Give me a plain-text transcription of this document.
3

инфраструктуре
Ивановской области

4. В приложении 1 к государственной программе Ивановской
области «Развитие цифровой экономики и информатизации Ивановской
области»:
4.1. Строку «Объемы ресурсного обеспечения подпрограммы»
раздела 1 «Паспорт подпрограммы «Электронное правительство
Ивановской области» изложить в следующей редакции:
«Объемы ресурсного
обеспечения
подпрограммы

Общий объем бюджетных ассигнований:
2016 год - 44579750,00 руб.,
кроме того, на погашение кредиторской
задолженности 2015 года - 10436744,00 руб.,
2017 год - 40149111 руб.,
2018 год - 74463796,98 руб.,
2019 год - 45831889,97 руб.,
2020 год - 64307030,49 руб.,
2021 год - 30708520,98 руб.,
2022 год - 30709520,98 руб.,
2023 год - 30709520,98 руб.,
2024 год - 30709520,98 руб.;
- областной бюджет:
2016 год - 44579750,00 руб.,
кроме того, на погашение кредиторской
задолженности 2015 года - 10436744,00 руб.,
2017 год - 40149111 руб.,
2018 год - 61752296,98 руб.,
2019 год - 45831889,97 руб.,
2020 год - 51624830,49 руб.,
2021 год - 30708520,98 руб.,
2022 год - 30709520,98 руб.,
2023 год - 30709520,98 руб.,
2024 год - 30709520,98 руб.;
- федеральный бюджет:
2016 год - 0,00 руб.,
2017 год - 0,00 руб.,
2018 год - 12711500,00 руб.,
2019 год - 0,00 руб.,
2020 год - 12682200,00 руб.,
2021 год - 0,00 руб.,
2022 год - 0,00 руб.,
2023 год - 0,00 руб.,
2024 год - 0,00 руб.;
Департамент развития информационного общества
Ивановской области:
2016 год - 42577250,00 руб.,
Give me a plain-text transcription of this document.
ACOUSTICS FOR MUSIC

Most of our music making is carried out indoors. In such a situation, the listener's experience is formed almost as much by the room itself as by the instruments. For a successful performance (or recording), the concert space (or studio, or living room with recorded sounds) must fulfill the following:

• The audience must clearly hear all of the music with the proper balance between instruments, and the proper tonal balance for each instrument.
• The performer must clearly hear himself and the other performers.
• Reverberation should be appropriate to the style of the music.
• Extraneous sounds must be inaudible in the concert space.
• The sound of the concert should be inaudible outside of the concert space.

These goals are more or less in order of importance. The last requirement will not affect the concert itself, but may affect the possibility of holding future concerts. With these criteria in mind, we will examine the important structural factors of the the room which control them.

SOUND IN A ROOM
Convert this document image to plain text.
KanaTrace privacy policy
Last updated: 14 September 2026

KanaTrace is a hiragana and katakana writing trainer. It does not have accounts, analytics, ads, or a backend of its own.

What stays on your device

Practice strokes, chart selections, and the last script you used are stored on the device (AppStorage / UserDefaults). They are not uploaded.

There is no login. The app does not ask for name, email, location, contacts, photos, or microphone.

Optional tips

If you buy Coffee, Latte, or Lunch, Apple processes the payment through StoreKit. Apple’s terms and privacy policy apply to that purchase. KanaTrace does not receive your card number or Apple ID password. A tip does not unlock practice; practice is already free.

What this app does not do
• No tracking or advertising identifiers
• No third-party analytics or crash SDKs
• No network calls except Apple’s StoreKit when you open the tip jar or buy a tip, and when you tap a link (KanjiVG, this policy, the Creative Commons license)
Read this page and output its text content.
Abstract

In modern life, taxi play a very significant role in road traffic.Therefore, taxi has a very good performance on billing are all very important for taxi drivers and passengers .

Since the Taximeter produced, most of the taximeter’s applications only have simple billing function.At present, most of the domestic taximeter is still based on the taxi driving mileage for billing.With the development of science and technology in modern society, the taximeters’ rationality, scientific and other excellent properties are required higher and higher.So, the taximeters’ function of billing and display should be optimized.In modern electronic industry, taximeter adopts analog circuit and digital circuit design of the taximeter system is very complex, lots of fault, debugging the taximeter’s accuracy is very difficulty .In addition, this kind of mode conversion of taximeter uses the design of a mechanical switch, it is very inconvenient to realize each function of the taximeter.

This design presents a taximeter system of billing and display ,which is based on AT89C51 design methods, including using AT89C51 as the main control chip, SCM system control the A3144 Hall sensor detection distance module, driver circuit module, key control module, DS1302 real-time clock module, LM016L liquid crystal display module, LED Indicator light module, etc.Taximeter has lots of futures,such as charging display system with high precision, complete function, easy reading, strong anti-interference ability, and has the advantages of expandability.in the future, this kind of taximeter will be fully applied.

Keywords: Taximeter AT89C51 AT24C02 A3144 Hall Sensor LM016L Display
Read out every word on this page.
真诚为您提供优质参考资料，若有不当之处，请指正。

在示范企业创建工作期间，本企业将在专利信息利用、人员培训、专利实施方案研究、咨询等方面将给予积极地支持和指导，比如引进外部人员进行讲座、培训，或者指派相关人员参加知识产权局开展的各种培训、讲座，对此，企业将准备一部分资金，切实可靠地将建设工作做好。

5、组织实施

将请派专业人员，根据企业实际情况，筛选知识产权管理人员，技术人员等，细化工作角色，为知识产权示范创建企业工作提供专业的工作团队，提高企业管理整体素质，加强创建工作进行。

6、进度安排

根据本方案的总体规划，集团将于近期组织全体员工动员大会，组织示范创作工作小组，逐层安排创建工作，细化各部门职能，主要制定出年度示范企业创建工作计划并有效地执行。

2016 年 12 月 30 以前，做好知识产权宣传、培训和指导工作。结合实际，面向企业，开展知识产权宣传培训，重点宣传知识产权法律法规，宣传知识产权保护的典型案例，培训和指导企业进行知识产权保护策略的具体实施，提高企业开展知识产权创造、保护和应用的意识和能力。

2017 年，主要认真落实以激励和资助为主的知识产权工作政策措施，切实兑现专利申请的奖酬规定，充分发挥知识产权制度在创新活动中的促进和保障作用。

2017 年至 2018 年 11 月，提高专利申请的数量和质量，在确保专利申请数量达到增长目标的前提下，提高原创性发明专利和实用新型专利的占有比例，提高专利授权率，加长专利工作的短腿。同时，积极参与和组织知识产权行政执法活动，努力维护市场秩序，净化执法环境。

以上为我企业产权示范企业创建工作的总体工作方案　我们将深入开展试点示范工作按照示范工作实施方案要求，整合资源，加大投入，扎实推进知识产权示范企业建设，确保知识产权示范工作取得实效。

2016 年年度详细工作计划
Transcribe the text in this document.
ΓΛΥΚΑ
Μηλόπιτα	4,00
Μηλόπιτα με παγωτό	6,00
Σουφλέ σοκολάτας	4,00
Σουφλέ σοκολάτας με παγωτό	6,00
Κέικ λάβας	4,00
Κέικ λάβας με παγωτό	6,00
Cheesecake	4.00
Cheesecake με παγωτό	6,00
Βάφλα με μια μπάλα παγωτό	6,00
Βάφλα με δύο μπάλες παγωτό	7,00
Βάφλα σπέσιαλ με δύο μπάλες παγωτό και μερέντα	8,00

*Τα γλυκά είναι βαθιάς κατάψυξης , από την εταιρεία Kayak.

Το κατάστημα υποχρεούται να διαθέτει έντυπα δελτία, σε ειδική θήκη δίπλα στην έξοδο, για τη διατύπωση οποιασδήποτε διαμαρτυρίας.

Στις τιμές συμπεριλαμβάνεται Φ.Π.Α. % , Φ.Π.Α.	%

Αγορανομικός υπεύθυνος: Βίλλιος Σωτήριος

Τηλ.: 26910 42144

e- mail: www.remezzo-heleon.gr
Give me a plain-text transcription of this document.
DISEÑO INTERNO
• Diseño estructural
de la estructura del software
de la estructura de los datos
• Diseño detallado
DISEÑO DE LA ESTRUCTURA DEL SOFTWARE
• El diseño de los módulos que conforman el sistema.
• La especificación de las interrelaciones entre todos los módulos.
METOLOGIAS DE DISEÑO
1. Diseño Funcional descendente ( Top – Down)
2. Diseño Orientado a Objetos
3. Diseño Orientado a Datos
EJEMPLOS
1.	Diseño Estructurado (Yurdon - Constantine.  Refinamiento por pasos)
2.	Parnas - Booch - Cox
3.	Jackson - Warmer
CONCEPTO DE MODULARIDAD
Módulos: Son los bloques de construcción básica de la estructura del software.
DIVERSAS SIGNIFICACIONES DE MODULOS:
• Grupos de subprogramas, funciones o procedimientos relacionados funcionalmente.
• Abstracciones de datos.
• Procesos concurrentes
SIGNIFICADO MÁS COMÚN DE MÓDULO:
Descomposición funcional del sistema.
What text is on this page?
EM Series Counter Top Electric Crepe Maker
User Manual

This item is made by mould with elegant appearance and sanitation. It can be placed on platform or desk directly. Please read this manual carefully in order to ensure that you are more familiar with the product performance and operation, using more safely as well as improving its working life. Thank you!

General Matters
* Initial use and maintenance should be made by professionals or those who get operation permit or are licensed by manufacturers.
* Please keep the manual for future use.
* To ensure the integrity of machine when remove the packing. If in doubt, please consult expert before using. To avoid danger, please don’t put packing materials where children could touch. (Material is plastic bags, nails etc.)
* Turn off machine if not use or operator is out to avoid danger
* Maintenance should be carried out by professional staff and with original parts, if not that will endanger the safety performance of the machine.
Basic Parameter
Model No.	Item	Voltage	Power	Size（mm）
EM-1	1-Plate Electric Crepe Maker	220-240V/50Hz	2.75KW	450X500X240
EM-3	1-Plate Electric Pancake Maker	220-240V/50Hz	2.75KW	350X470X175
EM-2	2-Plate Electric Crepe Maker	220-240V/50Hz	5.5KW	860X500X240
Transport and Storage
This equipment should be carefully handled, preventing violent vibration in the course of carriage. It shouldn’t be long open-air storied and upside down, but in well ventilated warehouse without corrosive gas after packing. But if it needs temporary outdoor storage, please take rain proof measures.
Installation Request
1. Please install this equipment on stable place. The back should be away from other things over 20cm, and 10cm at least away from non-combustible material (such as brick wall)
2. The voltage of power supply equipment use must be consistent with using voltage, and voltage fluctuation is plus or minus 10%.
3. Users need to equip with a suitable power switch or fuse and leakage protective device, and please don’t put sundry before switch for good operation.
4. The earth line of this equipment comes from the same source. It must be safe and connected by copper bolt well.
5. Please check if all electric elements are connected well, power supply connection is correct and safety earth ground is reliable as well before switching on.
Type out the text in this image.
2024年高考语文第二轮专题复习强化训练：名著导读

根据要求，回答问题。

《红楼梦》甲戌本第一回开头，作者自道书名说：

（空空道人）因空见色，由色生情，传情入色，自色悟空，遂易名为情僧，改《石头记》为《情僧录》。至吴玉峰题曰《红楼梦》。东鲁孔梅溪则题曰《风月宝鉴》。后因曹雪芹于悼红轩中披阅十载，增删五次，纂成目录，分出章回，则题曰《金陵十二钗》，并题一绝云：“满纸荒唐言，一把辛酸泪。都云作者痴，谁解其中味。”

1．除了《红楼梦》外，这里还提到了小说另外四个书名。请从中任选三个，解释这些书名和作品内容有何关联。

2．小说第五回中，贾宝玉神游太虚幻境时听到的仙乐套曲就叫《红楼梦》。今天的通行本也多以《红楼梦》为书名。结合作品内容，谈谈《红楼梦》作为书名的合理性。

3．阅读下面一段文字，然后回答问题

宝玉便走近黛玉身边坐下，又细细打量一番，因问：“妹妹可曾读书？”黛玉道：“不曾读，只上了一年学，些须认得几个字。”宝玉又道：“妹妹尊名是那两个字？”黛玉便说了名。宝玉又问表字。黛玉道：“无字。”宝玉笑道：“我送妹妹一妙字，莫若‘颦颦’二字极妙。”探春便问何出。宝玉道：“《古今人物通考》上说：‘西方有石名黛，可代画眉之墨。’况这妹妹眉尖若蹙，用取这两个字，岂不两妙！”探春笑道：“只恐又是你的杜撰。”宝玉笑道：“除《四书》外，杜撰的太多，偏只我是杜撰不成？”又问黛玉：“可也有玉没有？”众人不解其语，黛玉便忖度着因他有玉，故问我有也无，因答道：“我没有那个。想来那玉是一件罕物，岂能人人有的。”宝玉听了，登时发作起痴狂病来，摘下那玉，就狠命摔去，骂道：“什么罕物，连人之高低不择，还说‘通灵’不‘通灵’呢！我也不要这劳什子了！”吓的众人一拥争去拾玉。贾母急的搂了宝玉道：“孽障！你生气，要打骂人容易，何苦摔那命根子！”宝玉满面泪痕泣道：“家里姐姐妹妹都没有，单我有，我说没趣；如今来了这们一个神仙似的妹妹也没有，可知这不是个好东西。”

What the task asks: Scan the material above for the word "Orientado". Copy each line where it occurs.

Complete answer:
2. Diseño Orientado a Objetos
3. Diseño Orientado a Datos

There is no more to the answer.